Excerpt from a dataset
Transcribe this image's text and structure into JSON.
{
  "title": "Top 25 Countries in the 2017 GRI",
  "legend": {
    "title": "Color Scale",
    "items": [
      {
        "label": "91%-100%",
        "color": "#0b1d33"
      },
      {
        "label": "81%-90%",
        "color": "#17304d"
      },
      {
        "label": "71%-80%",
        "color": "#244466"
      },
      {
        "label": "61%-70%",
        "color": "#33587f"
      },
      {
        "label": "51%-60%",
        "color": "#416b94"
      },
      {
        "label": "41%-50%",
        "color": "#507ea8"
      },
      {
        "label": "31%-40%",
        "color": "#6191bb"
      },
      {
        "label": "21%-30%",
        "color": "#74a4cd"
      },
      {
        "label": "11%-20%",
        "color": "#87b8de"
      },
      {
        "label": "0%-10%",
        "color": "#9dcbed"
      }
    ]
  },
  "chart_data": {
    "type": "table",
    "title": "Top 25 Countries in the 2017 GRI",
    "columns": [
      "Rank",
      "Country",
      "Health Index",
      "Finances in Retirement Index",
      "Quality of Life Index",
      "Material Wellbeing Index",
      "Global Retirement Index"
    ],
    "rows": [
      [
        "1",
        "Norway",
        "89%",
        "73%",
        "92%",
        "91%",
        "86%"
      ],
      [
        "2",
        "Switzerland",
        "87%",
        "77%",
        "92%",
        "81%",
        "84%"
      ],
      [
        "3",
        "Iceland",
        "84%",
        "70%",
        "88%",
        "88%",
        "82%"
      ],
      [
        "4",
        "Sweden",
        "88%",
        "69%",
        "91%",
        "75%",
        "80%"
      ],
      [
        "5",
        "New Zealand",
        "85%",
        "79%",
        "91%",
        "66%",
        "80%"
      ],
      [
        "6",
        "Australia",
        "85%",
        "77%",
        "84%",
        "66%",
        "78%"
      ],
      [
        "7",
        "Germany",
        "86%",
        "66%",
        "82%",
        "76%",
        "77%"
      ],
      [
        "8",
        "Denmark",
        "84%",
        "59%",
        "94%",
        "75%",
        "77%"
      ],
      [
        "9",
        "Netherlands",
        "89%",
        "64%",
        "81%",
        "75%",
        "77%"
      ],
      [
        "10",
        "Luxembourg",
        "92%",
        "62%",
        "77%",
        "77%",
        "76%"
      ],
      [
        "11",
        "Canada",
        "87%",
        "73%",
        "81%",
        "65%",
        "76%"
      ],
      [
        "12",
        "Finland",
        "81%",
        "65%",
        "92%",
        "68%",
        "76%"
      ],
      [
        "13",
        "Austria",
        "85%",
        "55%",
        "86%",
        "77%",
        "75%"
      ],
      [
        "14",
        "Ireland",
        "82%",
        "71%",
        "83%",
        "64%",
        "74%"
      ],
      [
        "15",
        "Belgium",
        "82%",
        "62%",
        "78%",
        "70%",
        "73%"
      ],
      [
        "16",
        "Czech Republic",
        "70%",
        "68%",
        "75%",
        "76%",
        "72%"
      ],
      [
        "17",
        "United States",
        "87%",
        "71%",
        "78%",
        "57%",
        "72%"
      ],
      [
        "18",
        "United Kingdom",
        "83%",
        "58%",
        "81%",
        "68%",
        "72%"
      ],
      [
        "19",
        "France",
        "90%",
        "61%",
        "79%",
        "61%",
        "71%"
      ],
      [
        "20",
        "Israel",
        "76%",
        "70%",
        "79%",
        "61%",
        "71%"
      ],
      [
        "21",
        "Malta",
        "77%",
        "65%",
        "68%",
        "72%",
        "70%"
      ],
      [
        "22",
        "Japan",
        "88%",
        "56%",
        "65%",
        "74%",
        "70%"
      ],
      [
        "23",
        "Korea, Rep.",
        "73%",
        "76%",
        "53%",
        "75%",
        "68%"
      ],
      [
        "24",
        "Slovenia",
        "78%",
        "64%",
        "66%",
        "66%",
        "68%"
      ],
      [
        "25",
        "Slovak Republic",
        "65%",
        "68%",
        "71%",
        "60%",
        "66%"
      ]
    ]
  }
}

What you need to do: Count up the lines in the listing that hold the word "Index", and give that number only.

Solution to this task: 5